#### Written exercise:
Find each line containing the string "τους". Copy it.

#### Extracted information:
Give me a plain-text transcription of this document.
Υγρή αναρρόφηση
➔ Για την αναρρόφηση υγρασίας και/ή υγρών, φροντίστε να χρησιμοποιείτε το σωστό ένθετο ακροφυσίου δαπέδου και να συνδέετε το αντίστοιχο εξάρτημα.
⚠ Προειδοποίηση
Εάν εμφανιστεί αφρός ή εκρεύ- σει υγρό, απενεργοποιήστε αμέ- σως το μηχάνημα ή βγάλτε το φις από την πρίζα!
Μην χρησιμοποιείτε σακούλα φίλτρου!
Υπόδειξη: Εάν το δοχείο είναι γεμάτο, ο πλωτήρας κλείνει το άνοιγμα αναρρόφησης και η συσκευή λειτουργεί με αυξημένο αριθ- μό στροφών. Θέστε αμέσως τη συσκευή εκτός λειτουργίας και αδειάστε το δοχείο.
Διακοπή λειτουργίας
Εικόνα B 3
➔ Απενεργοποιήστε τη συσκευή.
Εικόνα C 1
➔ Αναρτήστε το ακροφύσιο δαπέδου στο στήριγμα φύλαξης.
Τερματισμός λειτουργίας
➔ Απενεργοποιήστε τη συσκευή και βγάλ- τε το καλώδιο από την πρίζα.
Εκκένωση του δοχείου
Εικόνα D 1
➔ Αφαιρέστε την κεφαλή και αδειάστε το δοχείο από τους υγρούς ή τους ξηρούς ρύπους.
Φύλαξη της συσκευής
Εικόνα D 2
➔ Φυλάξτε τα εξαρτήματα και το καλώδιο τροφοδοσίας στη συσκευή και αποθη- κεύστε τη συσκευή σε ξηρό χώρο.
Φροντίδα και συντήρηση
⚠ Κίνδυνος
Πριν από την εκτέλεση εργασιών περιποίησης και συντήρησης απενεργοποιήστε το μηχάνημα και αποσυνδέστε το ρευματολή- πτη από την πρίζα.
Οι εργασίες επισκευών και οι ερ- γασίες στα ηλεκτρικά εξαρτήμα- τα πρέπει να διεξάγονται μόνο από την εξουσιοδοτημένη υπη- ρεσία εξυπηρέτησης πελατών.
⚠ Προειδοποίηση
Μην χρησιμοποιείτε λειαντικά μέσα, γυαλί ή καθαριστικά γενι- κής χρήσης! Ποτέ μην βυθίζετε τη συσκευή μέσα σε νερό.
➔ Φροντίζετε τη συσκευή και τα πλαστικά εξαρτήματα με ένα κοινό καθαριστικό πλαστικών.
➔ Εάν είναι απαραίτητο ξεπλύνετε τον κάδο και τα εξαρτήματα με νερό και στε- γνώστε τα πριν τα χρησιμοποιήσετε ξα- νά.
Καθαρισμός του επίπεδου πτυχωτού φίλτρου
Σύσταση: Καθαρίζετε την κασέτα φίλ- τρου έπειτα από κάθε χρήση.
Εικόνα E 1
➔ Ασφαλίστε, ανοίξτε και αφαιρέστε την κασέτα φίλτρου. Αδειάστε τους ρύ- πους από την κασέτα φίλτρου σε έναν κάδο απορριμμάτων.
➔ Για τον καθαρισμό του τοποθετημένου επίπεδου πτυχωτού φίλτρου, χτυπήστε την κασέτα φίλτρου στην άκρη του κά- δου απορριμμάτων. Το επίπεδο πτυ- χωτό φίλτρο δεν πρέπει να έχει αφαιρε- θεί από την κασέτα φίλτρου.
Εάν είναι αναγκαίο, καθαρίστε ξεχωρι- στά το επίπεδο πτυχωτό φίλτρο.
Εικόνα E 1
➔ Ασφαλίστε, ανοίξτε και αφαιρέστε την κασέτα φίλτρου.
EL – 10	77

#### Answer:
➔ Αφαιρέστε την κεφαλή και αδειάστε το δοχείο από τους υγρούς ή τους ξηρούς ρύπους.
➔ Ασφαλίστε, ανοίξτε και αφαιρέστε την κασέτα φίλτρου. Αδειάστε τους ρύ- πους από την κασέτα φίλτρου σε έναν κάδο απορριμμάτων.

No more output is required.